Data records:
———

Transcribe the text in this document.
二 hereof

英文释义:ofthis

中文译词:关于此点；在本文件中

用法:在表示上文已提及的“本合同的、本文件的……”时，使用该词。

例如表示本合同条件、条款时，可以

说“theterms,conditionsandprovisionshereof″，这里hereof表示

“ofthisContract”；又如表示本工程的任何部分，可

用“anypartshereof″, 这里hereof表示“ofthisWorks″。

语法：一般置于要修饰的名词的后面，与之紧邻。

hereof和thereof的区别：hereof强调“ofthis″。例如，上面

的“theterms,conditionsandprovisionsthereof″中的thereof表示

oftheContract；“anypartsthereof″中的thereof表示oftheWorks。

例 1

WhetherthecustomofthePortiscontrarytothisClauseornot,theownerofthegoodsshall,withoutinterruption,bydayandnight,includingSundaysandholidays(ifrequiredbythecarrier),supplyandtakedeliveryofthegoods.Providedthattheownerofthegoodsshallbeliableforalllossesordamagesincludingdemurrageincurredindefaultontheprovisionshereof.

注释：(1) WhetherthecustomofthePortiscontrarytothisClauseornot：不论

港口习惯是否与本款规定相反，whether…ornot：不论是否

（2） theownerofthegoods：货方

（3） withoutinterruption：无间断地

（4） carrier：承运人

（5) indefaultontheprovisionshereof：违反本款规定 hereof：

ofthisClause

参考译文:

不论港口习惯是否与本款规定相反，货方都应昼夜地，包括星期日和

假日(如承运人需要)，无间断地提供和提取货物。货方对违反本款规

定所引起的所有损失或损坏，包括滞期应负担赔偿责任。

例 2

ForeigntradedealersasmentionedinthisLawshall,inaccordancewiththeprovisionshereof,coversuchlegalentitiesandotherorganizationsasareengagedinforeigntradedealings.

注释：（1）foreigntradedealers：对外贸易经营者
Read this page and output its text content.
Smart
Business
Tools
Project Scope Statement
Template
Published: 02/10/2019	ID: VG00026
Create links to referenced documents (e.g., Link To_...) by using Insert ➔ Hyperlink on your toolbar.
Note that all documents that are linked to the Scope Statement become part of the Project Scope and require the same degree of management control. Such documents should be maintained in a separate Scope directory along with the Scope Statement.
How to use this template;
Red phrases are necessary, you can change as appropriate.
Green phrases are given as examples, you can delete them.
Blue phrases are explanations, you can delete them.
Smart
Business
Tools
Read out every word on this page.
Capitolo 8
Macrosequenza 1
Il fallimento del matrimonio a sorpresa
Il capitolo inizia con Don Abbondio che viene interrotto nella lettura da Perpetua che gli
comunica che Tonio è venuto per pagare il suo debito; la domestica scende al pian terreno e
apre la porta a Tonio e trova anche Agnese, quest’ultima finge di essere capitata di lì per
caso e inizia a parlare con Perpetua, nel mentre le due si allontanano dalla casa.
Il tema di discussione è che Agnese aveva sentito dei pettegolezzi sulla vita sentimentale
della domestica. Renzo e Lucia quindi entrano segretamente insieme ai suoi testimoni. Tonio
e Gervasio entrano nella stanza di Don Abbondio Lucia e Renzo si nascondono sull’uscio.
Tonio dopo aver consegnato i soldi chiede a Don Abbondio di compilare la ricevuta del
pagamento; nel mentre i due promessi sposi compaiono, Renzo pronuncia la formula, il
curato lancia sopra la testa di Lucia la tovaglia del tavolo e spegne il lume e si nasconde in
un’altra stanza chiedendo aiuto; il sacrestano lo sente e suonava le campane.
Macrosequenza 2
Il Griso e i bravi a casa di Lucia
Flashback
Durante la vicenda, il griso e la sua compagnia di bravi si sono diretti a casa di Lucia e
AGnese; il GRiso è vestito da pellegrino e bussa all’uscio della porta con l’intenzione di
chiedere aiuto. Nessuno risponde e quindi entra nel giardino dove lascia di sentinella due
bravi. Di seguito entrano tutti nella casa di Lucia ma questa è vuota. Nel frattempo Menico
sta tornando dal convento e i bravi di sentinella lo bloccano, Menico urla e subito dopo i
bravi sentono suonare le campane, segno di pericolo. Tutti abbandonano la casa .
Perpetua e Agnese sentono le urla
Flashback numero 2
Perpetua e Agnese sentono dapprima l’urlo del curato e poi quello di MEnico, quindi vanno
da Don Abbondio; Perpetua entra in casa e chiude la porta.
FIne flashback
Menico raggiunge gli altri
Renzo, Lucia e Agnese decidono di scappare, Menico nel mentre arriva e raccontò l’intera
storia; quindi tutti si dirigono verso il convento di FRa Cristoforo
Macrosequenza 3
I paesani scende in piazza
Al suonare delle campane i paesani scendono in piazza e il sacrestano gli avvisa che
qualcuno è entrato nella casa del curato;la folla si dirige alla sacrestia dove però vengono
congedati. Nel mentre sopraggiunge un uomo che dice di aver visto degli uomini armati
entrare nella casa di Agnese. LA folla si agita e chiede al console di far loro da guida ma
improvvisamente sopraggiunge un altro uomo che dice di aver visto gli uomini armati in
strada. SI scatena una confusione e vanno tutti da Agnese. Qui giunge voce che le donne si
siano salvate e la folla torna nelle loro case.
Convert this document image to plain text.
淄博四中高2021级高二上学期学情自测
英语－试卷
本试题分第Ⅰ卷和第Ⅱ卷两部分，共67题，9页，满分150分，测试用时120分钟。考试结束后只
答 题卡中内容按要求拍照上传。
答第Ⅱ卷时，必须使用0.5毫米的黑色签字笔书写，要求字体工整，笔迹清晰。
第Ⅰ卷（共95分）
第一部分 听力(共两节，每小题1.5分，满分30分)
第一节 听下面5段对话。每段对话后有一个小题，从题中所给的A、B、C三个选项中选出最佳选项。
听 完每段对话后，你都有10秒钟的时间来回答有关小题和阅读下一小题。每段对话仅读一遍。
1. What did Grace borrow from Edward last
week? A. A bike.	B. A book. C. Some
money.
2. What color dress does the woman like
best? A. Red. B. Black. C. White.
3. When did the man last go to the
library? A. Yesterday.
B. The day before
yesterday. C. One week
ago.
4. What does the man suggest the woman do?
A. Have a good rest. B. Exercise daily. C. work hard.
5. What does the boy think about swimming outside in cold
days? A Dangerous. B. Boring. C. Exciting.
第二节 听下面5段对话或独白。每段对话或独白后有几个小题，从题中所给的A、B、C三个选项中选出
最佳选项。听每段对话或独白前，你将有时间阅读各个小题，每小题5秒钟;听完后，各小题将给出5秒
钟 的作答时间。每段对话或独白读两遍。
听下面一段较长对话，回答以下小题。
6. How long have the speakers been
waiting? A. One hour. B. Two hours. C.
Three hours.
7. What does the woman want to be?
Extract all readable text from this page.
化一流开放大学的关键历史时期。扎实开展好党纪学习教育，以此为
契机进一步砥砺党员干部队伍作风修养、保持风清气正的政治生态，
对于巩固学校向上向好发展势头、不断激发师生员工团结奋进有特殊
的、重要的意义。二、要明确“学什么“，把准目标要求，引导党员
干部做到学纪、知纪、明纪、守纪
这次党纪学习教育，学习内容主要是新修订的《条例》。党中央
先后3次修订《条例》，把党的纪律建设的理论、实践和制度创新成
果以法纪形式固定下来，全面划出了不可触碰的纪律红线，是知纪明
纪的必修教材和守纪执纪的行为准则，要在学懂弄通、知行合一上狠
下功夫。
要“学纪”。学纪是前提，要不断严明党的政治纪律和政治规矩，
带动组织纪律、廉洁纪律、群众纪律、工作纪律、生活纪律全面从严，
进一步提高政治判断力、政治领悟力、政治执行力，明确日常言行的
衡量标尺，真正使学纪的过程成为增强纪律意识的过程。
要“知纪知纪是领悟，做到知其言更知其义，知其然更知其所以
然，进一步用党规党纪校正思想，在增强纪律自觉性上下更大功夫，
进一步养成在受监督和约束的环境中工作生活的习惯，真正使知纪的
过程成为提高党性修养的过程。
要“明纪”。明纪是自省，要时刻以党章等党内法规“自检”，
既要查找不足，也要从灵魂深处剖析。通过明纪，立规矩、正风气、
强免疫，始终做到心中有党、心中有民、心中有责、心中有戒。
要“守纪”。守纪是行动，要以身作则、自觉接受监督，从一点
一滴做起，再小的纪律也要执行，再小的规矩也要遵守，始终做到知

———

Goal: Copy out exactly the lines between the line with "Extract all readable text from this page." and the last line of the entries, counting both of those lines.

Solution:
Extract all readable text from this page.
化一流开放大学的关键历史时期。扎实开展好党纪学习教育，以此为
契机进一步砥砺党员干部队伍作风修养、保持风清气正的政治生态，
对于巩固学校向上向好发展势头、不断激发师生员工团结奋进有特殊
的、重要的意义。二、要明确“学什么“，把准目标要求，引导党员
干部做到学纪、知纪、明纪、守纪
这次党纪学习教育，学习内容主要是新修订的《条例》。党中央
先后3次修订《条例》，把党的纪律建设的理论、实践和制度创新成
果以法纪形式固定下来，全面划出了不可触碰的纪律红线，是知纪明
纪的必修教材和守纪执纪的行为准则，要在学懂弄通、知行合一上狠
下功夫。
要“学纪”。学纪是前提，要不断严明党的政治纪律和政治规矩，
带动组织纪律、廉洁纪律、群众纪律、工作纪律、生活纪律全面从严，
进一步提高政治判断力、政治领悟力、政治执行力，明确日常言行的
衡量标尺，真正使学纪的过程成为增强纪律意识的过程。
要“知纪知纪是领悟，做到知其言更知其义，知其然更知其所以
然，进一步用党规党纪校正思想，在增强纪律自觉性上下更大功夫，
进一步养成在受监督和约束的环境中工作生活的习惯，真正使知纪的
过程成为提高党性修养的过程。
要“明纪”。明纪是自省，要时刻以党章等党内法规“自检”，
既要查找不足，也要从灵魂深处剖析。通过明纪，立规矩、正风气、
强免疫，始终做到心中有党、心中有民、心中有责、心中有戒。
要“守纪”。守纪是行动，要以身作则、自觉接受监督，从一点
一滴做起，再小的纪律也要执行，再小的规矩也要遵守，始终做到知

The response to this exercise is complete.